Document section -
========================
The PuSh Festival makes its way to New Westminster

The arts festival, in its 19th season, includes a showcase of Okinum at the Anvil Theatre

In Okinum, Émilie Monnet interprets a recurring dream and transmits a message of empowerment to the audience/supplied

Whether it's dance, multimedia, circus acts, or something in between, the PuSh International performing arts festival never fails to deliver arts extravaganzas to audiences around Metro Vancouver—and New Westminster will be host to one of those performances during the first week of February.

Émilie Monnet will be performing Okinum at the Anvil Theatre on Thursday, Feb. 2 and Friday, Feb. 3 at 7:30pm. There will also be online performances from Feb. 2 to 5, and a post-show talkback on Feb. 2. Monnet is of Anishnaabe-Algonquin and French descent, and currently lives between the Outaouais and Tiohtià:ke/Mooniyaang/Montreal.

"Okinum is an autobiographical piece that follows me in my quest to decipher a recurring dream that I've had about a giant beaver that comes out of the water and gives me a little bag and speaks some magical words. So, I'm trying to decipher what the beaver wanted to tell me, and what this dream was about," Monnet tells New West Anchor, adding that she'd had the dream three times and knew instantly she had to pay attention to its meaning.

"As I'm trying to decipher, I'm starting to make connections between the beaver and my family, and my lineage. The piece also addresses, in a more poetic way, the notions of internal dams. That's what Okinum means: it means 'beaver dam.' The dam became a metaphor to address what things block in us, and the journey to remove all these pieces of wood from the dam so that water of ancestral memory can flow down."

The word "okinum" translates to "beaver dam," which plays an integral role in Émilie Monnet's show/supplied

Monnet is Anishinaabe through her mother, and while she says her mother is more Anglophone, it was the first language of her maternal grandfather.
========================
According to the article on the PuSh Festival, what does the word "okinum" mean?

Dataset entries
========================
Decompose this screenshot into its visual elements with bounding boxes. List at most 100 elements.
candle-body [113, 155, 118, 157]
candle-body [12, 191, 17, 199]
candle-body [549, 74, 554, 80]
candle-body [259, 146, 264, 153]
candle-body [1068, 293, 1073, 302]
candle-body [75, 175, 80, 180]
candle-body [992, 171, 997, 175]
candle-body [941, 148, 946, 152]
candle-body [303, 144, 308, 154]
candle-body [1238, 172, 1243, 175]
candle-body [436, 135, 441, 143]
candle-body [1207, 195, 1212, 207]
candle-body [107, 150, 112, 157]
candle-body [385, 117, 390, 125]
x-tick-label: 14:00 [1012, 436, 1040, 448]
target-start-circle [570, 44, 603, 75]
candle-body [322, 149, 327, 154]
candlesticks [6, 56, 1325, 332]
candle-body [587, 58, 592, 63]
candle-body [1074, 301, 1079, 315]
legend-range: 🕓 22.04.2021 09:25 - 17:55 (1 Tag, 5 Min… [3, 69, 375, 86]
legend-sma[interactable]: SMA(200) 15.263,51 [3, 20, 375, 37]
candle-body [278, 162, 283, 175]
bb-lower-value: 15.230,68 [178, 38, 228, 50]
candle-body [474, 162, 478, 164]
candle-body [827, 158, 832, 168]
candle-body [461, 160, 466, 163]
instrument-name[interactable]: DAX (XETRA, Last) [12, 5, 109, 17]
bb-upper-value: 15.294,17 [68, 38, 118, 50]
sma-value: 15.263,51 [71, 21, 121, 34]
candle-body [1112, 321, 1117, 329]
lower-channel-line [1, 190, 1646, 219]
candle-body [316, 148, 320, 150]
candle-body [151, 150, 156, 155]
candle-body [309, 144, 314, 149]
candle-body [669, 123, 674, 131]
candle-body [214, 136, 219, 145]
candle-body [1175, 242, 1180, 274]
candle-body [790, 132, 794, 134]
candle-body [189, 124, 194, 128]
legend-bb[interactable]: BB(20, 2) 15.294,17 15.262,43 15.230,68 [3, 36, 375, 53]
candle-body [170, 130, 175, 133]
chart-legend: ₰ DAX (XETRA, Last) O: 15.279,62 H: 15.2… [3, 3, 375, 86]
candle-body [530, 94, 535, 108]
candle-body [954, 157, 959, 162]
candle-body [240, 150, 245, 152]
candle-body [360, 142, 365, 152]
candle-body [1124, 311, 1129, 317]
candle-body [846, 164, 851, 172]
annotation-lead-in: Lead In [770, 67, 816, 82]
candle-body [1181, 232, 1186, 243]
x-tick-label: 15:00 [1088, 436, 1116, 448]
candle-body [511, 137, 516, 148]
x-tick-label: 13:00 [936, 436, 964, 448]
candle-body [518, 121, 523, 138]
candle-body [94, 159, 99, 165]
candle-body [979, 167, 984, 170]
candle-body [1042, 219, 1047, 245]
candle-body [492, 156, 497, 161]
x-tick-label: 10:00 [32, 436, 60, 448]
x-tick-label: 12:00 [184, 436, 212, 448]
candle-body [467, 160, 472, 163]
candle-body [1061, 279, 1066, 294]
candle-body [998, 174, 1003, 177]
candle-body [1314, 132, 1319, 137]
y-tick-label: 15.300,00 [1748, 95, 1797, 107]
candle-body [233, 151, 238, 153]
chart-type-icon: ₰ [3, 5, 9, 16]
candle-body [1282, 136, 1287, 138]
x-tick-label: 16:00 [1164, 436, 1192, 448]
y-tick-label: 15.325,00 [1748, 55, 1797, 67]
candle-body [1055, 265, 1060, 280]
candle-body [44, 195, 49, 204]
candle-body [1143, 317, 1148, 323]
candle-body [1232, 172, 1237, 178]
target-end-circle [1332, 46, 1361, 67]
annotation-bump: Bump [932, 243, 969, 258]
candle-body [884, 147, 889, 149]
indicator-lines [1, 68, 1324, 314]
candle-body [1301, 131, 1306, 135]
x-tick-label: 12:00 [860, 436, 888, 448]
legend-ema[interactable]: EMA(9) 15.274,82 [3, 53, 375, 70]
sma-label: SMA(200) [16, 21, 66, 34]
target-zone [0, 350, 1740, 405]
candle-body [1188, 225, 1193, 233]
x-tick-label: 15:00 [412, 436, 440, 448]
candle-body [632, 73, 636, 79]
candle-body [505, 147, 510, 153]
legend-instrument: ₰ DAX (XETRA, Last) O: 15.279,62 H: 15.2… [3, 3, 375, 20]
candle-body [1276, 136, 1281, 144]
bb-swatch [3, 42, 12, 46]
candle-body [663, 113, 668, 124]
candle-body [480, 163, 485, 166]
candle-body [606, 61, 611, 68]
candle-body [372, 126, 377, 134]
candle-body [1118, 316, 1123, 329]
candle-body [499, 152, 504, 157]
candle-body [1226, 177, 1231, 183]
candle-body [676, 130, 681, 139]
========================
Worked solution - It means "beaver dam."